> _Excerpted records_:

* * * * *

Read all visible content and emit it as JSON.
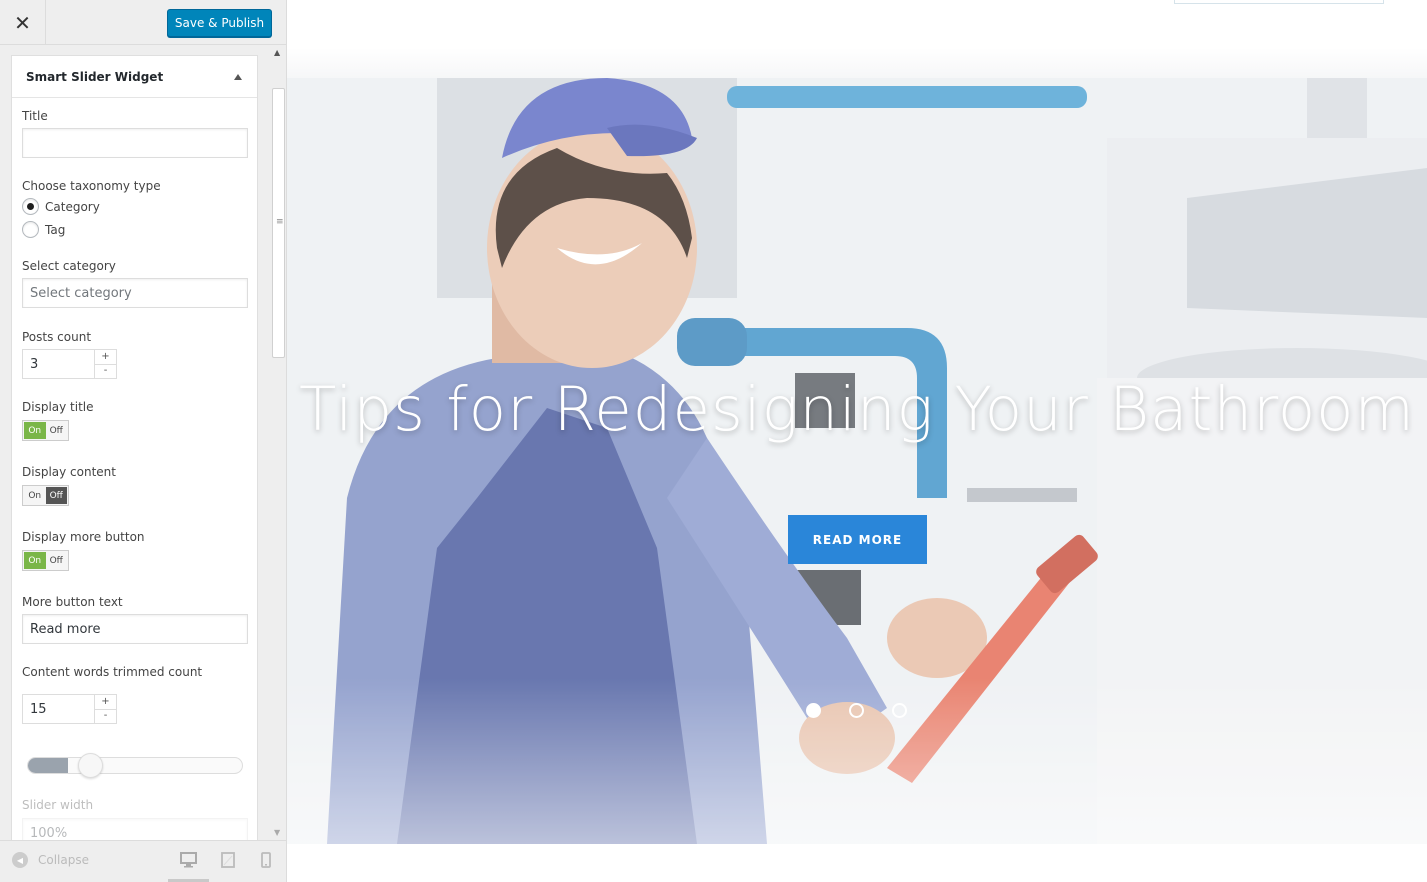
{
  "topbar": {
    "close_glyph": "✕",
    "publish_label": "Save & Publish"
  },
  "widget": {
    "title": "Smart Slider Widget",
    "fields": {
      "title_label": "Title",
      "title_value": "",
      "taxonomy_label": "Choose taxonomy type",
      "taxonomy_options": [
        "Category",
        "Tag"
      ],
      "taxonomy_selected": "Category",
      "category_label": "Select category",
      "category_placeholder": "Select category",
      "posts_count_label": "Posts count",
      "posts_count_value": "3",
      "display_title_label": "Display title",
      "display_title_value": "On",
      "display_content_label": "Display content",
      "display_content_value": "Off",
      "display_more_label": "Display more button",
      "display_more_value": "On",
      "toggle_on": "On",
      "toggle_off": "Off",
      "more_text_label": "More button text",
      "more_text_value": "Read more",
      "trim_label": "Content words trimmed count",
      "trim_value": "15",
      "trim_slider_fraction": 0.15,
      "width_label": "Slider width",
      "width_value": "100%",
      "stepper_plus": "+",
      "stepper_minus": "-"
    }
  },
  "footer": {
    "collapse_label": "Collapse",
    "devices": [
      "desktop-icon",
      "tablet-icon",
      "mobile-icon"
    ],
    "active_device": "desktop"
  },
  "slide": {
    "title": "Tips for Redesigning Your Bathroom",
    "button_label": "READ MORE",
    "dot_count": 3,
    "active_dot": 1
  },
  "colors": {
    "publish": "#0085ba",
    "toggle_on": "#7ab648",
    "toggle_off": "#555555",
    "read_more": "#2a86d9"
  }
}
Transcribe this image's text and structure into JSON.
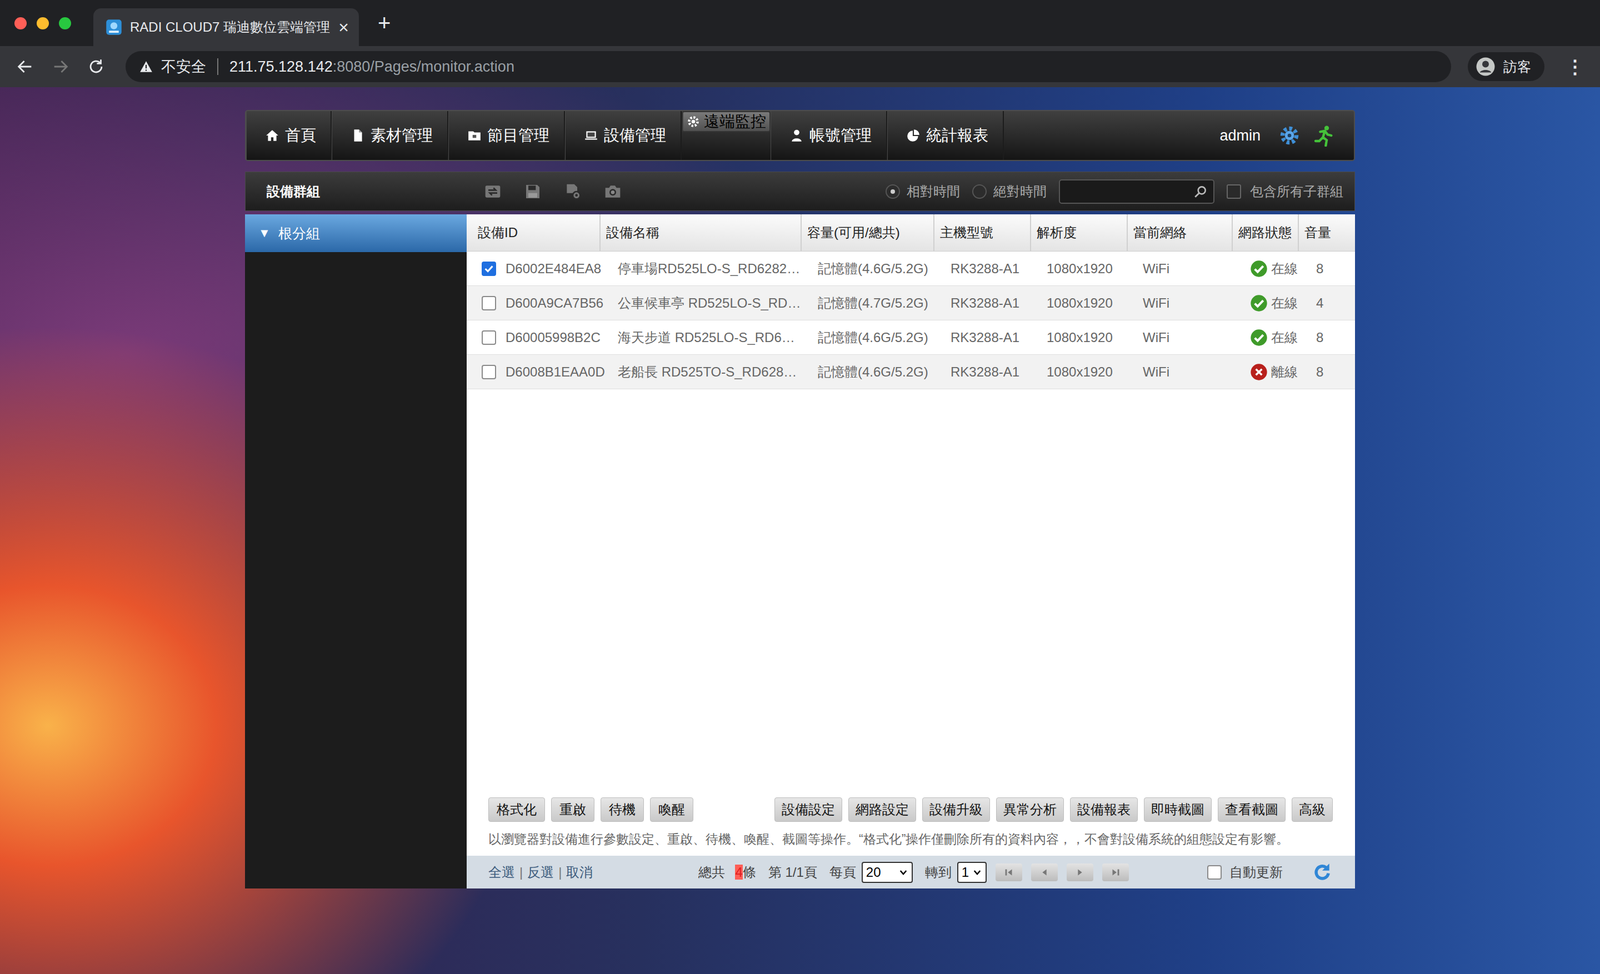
{
  "browser": {
    "tab_title": "RADI CLOUD7 瑞迪數位雲端管理",
    "tab_close": "×",
    "new_tab": "+",
    "security": "不安全",
    "url_host": "211.75.128.142",
    "url_path": ":8080/Pages/monitor.action",
    "profile": "訪客",
    "menu": "⋮"
  },
  "nav": {
    "items": [
      {
        "label": "首頁",
        "selected": false
      },
      {
        "label": "素材管理",
        "selected": false
      },
      {
        "label": "節目管理",
        "selected": false
      },
      {
        "label": "設備管理",
        "selected": false
      },
      {
        "label": "遠端監控",
        "selected": true
      },
      {
        "label": "帳號管理",
        "selected": false
      },
      {
        "label": "統計報表",
        "selected": false
      }
    ],
    "user": "admin"
  },
  "toolbar": {
    "title": "設備群組",
    "time_modes": [
      {
        "label": "相對時間",
        "selected": true
      },
      {
        "label": "絕對時間",
        "selected": false
      }
    ],
    "include_subgroups": {
      "label": "包含所有子群組",
      "checked": false
    }
  },
  "sidebar": {
    "items": [
      {
        "label": "根分組",
        "toggle": "▼",
        "expanded": true,
        "selected": true
      }
    ]
  },
  "table": {
    "columns": [
      "設備ID",
      "設備名稱",
      "容量(可用/總共)",
      "主機型號",
      "解析度",
      "當前網絡",
      "網路狀態",
      "音量"
    ],
    "rows": [
      {
        "checked": true,
        "id": "D6002E484EA8",
        "name": "停車場RD525LO-S_RD6282…",
        "capacity": "記憶體(4.6G/5.2G)",
        "model": "RK3288-A1",
        "resolution": "1080x1920",
        "network": "WiFi",
        "status": "在線",
        "online": true,
        "color": "#3f9b2a",
        "volume": "8"
      },
      {
        "checked": false,
        "id": "D600A9CA7B56",
        "name": "公車候車亭 RD525LO-S_RD…",
        "capacity": "記憶體(4.7G/5.2G)",
        "model": "RK3288-A1",
        "resolution": "1080x1920",
        "network": "WiFi",
        "status": "在線",
        "online": true,
        "color": "#3f9b2a",
        "volume": "4"
      },
      {
        "checked": false,
        "id": "D60005998B2C",
        "name": "海天步道 RD525LO-S_RD6…",
        "capacity": "記憶體(4.6G/5.2G)",
        "model": "RK3288-A1",
        "resolution": "1080x1920",
        "network": "WiFi",
        "status": "在線",
        "online": true,
        "color": "#3f9b2a",
        "volume": "8"
      },
      {
        "checked": false,
        "id": "D6008B1EAA0D",
        "name": "老船長 RD525TO-S_RD628…",
        "capacity": "記憶體(4.6G/5.2G)",
        "model": "RK3288-A1",
        "resolution": "1080x1920",
        "network": "WiFi",
        "status": "離線",
        "online": false,
        "color": "#b8201c",
        "volume": "8"
      }
    ]
  },
  "actions": {
    "left": [
      "格式化",
      "重啟",
      "待機",
      "喚醒"
    ],
    "right": [
      "設備設定",
      "網路設定",
      "設備升級",
      "異常分析",
      "設備報表",
      "即時截圖",
      "查看截圖",
      "高級"
    ]
  },
  "hint": "以瀏覽器對設備進行參數設定、重啟、待機、喚醒、截圖等操作。“格式化”操作僅刪除所有的資料內容，，不會對設備系統的組態設定有影響。",
  "pager": {
    "links": [
      "全選",
      "反選",
      "取消"
    ],
    "separator": "|",
    "total_label": "總共",
    "total": "4",
    "total_unit": "條",
    "page_info": "第 1/1頁",
    "per_page_label": "每頁",
    "per_page": "20",
    "goto_label": "轉到",
    "goto": "1",
    "auto_refresh": {
      "label": "自動更新",
      "checked": false
    }
  }
}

* * * * *

> _Request_: In the lines above, locate the string "icon". Copy every line where it occurs.

> _Finished task_:
      "desktop-icon",
      "tablet-icon",
      "mobile-icon"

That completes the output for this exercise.